§ **DATASET ROWS**
* * * * *

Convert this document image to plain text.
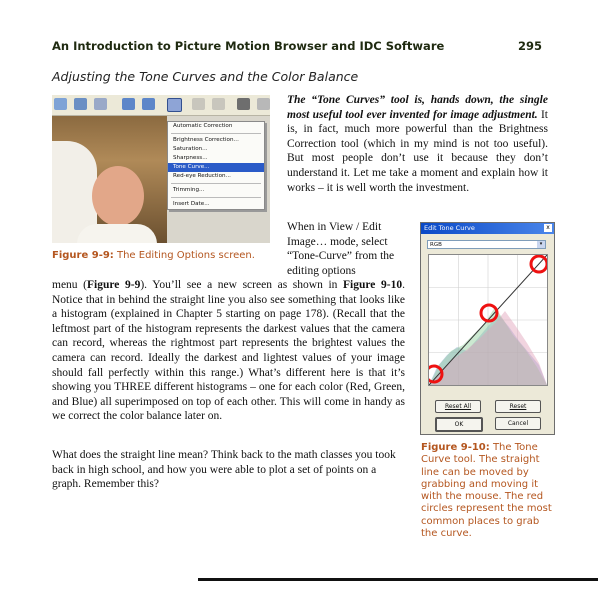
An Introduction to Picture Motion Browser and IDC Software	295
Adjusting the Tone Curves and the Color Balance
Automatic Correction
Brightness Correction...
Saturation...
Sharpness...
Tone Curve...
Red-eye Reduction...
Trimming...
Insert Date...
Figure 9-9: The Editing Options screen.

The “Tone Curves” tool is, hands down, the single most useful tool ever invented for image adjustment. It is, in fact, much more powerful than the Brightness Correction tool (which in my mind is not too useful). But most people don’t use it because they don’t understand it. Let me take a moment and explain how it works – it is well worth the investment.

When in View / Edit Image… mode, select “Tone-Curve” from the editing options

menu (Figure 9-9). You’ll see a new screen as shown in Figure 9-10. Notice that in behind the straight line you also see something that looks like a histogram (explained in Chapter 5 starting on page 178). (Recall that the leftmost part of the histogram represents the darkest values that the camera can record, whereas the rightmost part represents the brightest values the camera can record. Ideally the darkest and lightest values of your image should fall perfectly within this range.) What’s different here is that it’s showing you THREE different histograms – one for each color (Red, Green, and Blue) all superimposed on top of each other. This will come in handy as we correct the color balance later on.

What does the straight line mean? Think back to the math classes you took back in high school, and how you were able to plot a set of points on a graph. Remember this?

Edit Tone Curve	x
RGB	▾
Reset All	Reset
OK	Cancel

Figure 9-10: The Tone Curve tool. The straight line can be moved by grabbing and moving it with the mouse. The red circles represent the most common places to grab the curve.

* * * * *

§ **TASK GOAL**
Take the listing above and print it exactly, apart from the pictures.

§ **RESPONSE TO THE TASK**
Convert this document image to plain text.
An Introduction to Picture Motion Browser and IDC Software	295
Adjusting the Tone Curves and the Color Balance
Automatic Correction
Brightness Correction...
Saturation...
Sharpness...
Tone Curve...
Red-eye Reduction...
Trimming...
Insert Date...
Figure 9-9: The Editing Options screen.

The “Tone Curves” tool is, hands down, the single most useful tool ever invented for image adjustment. It is, in fact, much more powerful than the Brightness Correction tool (which in my mind is not too useful). But most people don’t use it because they don’t understand it. Let me take a moment and explain how it works – it is well worth the investment.

When in View / Edit Image… mode, select “Tone-Curve” from the editing options

menu (Figure 9-9). You’ll see a new screen as shown in Figure 9-10. Notice that in behind the straight line you also see something that looks like a histogram (explained in Chapter 5 starting on page 178). (Recall that the leftmost part of the histogram represents the darkest values that the camera can record, whereas the rightmost part represents the brightest values the camera can record. Ideally the darkest and lightest values of your image should fall perfectly within this range.) What’s different here is that it’s showing you THREE different histograms – one for each color (Red, Green, and Blue) all superimposed on top of each other. This will come in handy as we correct the color balance later on.

What does the straight line mean? Think back to the math classes you took back in high school, and how you were able to plot a set of points on a graph. Remember this?

Edit Tone Curve	x
RGB	▾
Reset All	Reset
OK	Cancel

Figure 9-10: The Tone Curve tool. The straight line can be moved by grabbing and moving it with the mouse. The red circles represent the most common places to grab the curve.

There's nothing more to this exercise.